▸ **SUPPLIED RECORDS**

---------------

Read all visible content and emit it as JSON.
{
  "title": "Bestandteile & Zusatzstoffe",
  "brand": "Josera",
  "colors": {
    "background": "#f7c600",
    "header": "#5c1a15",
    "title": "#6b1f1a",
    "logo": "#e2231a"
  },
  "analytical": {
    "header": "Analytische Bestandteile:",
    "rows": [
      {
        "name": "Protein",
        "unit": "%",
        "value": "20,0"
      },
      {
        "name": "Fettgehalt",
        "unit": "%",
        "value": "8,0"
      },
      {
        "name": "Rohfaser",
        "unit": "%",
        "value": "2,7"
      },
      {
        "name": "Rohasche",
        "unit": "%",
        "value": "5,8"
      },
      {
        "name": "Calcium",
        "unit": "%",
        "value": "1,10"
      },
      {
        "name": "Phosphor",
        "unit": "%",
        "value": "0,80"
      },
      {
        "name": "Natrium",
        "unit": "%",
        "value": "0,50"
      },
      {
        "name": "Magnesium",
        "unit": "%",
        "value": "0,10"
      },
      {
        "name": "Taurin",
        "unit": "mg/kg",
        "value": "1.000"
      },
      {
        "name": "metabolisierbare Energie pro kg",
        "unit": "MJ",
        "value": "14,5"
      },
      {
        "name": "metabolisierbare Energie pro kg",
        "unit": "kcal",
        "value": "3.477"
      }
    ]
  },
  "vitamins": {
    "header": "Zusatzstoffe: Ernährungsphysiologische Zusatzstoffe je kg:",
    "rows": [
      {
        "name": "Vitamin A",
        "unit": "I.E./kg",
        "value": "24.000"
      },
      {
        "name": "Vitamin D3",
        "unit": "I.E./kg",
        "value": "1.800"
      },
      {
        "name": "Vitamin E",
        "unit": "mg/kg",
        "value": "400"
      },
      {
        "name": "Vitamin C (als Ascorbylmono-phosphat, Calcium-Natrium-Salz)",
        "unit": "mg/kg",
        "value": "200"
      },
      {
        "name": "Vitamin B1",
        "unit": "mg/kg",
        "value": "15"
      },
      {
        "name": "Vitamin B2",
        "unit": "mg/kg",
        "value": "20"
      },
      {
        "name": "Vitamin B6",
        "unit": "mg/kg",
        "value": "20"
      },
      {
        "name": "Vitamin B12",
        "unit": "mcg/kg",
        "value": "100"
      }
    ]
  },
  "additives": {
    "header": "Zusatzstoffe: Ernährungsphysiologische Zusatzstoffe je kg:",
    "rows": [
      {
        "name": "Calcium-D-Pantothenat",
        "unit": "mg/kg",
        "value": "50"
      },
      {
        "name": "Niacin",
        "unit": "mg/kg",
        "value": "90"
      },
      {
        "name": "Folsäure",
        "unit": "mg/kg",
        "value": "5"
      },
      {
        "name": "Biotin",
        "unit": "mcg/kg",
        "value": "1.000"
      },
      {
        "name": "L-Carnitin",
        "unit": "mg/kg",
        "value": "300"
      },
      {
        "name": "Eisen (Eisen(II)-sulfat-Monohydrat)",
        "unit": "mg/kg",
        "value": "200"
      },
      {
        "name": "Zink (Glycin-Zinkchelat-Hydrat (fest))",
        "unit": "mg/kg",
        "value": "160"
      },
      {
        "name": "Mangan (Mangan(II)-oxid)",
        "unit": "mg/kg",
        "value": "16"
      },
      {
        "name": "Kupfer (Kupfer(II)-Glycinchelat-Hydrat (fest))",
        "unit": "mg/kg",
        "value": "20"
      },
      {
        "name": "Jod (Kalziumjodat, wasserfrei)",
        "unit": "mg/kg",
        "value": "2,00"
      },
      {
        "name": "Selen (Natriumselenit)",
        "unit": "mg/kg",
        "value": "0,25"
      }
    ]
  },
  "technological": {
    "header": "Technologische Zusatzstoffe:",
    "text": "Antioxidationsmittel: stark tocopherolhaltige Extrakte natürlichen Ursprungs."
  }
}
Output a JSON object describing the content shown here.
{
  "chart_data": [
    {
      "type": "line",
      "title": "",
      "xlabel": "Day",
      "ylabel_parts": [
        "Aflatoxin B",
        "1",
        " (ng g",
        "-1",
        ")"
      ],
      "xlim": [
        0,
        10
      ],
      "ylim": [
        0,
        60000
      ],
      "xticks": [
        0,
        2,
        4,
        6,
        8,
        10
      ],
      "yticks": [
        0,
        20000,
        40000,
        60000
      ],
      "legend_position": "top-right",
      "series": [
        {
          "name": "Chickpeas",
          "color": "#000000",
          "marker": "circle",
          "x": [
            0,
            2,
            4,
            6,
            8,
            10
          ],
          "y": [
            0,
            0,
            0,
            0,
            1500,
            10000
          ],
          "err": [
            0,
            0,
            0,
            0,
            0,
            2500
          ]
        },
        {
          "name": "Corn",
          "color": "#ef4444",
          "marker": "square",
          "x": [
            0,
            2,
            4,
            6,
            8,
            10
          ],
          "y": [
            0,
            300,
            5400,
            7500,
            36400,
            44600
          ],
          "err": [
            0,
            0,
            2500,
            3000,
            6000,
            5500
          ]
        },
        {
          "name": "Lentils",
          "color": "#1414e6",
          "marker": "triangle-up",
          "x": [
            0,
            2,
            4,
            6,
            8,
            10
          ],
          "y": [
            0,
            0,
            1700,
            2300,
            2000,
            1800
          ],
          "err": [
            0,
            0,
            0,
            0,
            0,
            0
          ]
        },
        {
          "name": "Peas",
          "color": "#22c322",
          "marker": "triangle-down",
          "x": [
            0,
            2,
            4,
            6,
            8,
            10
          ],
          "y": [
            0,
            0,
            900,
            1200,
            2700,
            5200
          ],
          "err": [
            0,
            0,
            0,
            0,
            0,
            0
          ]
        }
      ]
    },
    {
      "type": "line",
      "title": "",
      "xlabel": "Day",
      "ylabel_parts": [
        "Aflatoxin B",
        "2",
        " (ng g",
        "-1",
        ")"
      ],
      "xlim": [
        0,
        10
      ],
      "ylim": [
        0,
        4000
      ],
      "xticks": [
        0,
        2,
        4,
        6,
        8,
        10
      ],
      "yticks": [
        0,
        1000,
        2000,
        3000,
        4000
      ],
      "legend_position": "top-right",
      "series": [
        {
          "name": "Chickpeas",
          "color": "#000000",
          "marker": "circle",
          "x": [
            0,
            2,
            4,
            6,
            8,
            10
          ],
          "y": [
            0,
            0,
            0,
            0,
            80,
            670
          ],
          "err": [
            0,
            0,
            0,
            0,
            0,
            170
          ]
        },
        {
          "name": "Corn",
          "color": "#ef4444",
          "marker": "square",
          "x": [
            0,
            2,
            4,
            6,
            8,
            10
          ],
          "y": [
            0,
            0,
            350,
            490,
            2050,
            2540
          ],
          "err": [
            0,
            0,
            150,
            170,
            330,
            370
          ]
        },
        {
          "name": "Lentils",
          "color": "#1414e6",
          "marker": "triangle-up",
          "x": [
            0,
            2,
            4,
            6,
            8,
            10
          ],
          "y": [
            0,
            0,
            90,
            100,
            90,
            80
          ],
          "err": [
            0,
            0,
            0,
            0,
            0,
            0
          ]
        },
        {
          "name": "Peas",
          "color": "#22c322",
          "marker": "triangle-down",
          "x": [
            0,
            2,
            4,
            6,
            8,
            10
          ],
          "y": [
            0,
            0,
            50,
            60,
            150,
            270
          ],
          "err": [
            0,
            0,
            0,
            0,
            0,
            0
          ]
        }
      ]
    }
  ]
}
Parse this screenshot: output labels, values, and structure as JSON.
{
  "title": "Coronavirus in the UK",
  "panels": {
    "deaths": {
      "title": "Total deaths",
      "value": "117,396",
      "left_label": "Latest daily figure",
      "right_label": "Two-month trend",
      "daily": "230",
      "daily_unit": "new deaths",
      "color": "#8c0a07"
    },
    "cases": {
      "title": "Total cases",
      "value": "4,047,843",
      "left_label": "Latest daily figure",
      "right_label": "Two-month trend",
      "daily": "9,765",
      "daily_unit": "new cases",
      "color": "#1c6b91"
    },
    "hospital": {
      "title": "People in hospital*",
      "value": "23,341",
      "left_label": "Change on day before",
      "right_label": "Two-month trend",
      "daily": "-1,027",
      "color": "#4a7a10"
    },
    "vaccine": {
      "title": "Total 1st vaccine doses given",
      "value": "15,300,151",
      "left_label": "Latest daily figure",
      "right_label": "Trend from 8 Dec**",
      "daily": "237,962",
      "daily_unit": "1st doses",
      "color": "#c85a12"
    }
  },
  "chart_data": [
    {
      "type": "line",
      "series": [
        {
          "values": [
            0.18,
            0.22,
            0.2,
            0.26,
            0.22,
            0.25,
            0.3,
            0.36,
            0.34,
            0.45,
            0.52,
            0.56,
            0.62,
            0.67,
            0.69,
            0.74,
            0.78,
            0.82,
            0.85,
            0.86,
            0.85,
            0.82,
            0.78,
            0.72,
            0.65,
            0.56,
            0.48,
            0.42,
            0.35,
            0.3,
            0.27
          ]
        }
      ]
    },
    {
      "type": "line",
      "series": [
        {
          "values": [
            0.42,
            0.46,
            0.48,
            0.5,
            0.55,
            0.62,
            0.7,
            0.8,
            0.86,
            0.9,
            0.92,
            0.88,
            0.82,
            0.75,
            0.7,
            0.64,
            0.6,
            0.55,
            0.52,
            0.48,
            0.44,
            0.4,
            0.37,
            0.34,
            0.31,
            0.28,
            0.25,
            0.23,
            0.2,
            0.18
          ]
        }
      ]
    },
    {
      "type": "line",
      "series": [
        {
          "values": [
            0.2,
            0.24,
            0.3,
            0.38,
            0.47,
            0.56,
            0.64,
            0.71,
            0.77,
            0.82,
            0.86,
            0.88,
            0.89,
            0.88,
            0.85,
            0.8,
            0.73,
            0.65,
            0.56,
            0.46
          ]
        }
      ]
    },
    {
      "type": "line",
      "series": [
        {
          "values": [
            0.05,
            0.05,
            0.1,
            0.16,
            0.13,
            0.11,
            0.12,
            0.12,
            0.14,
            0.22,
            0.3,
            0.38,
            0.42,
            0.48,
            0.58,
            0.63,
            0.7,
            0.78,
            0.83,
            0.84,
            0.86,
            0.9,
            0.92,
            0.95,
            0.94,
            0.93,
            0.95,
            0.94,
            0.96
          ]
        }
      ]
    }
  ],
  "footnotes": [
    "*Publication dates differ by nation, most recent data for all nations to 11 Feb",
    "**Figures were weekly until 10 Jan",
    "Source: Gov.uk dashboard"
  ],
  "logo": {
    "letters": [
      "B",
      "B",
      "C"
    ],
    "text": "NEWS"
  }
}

---------------

▸ **EXERCISE AIM**
For the string "text", count every line of the material where it appears and state only the count.

▸ **TASK RESPONSE**
2